§ **What you should do**:
Identify the lines that contain the string "实验要求" and report only how many there are.

==== Recorded information

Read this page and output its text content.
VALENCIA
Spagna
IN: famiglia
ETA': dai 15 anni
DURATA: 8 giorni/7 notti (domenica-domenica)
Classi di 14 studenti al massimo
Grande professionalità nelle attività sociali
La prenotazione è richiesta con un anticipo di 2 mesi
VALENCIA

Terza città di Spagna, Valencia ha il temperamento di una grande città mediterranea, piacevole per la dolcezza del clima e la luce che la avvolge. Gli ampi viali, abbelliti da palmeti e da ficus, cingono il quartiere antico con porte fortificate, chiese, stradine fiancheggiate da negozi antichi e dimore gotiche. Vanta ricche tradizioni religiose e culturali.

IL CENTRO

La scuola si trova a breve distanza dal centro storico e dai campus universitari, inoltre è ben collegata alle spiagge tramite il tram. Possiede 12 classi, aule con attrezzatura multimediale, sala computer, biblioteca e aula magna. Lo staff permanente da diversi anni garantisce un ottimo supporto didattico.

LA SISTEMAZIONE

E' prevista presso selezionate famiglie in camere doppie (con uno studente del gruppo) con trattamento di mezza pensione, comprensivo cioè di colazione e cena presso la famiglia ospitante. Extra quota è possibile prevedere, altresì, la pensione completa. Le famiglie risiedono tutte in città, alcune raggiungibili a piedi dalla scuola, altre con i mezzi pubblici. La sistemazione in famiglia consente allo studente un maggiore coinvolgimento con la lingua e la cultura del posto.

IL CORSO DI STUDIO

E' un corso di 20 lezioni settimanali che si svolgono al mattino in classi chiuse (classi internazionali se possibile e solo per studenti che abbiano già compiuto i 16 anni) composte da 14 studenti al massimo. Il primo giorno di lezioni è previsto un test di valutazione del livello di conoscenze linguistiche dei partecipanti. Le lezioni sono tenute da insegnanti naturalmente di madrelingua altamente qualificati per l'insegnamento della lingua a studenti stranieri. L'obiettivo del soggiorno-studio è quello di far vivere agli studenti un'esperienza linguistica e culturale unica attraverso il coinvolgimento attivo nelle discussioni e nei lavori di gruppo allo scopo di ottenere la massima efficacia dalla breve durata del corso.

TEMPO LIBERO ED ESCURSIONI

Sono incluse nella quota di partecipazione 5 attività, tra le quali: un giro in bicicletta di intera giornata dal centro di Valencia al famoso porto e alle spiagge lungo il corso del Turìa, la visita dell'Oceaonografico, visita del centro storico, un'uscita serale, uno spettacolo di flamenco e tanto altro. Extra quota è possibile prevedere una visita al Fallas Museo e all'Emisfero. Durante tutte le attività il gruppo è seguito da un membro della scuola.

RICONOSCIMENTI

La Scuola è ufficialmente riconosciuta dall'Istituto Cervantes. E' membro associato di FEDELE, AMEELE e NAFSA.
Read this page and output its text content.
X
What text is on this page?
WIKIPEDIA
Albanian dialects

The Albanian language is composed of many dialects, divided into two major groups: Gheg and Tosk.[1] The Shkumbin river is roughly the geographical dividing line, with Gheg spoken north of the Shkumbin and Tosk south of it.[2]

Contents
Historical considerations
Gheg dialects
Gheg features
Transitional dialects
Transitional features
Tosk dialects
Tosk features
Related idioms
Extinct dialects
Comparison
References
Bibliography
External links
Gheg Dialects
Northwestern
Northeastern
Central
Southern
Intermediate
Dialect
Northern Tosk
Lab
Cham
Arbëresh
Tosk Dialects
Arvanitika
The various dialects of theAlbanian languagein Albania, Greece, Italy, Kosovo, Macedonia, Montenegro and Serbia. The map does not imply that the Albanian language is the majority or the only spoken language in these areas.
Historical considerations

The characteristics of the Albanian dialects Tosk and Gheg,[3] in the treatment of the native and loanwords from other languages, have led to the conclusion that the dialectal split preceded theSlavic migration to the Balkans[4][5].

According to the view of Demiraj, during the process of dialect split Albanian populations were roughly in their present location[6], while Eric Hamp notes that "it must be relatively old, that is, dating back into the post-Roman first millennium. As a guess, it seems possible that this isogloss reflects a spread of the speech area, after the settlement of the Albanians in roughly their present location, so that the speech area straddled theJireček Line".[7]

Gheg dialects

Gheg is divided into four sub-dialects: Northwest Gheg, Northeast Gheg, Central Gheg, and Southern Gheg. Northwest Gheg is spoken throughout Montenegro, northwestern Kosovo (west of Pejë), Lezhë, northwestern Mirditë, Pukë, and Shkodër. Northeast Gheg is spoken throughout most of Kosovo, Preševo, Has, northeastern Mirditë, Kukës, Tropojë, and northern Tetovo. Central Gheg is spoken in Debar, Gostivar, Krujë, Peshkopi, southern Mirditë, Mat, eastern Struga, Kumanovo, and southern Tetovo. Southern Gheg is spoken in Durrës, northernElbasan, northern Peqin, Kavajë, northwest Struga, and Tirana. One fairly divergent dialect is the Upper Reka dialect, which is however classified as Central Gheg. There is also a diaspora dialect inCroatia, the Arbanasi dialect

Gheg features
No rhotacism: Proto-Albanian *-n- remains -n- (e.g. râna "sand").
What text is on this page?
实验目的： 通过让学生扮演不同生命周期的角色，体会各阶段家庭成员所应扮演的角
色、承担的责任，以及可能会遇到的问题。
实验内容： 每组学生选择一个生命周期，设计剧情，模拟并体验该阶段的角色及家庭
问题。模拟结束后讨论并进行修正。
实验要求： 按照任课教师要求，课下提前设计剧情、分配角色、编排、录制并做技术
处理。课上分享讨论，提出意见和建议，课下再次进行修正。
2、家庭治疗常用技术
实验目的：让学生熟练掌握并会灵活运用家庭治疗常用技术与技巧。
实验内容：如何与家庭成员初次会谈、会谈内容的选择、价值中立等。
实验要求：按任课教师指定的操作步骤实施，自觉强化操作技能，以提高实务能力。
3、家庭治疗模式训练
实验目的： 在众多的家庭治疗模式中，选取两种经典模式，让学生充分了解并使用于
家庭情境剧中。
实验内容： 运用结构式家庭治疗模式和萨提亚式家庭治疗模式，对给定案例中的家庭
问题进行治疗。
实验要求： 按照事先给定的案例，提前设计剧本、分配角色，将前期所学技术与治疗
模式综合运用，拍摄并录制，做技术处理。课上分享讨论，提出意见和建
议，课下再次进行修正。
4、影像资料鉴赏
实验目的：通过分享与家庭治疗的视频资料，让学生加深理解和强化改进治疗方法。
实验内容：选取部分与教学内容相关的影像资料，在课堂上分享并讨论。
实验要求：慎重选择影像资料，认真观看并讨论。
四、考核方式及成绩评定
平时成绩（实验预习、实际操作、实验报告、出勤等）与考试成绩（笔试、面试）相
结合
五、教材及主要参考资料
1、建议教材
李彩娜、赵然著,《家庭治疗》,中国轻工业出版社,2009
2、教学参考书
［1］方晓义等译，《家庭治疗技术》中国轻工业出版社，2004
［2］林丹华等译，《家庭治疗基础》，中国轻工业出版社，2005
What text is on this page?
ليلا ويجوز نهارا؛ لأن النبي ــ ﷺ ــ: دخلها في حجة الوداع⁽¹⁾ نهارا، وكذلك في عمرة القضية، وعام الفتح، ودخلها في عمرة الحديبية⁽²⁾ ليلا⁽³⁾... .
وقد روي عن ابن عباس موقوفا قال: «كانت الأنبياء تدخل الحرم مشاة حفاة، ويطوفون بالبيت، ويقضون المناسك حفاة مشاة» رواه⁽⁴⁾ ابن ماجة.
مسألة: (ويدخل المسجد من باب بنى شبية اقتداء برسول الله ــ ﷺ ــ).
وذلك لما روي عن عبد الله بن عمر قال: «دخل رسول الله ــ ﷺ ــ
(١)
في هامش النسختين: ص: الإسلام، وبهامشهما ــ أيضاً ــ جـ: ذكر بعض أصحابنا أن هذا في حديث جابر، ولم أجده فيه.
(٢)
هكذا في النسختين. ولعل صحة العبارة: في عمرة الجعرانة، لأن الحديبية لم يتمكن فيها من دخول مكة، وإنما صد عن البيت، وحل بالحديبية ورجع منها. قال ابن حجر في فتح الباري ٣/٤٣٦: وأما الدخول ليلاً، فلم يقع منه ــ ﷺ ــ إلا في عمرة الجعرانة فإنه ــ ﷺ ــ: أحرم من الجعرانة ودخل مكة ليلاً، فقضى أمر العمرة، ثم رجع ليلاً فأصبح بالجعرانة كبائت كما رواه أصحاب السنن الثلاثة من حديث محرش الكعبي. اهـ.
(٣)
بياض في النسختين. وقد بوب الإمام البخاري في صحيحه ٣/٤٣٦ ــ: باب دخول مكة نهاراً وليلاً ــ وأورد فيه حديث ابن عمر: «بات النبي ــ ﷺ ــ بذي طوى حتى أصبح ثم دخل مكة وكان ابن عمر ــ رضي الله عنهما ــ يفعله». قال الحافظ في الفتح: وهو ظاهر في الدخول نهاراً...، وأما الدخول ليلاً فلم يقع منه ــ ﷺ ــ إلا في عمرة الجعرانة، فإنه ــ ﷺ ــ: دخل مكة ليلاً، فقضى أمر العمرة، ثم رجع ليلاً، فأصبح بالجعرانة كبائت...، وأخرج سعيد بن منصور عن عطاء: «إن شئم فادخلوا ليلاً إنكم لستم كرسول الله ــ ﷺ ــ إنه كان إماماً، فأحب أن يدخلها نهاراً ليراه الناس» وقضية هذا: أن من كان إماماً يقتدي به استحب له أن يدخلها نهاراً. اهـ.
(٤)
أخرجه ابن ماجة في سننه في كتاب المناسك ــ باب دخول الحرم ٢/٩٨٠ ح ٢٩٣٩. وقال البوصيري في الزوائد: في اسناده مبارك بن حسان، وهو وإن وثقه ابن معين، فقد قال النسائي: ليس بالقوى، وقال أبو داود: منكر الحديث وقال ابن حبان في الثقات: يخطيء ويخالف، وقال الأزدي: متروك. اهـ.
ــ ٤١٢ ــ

========

§ **Worked solution**:
4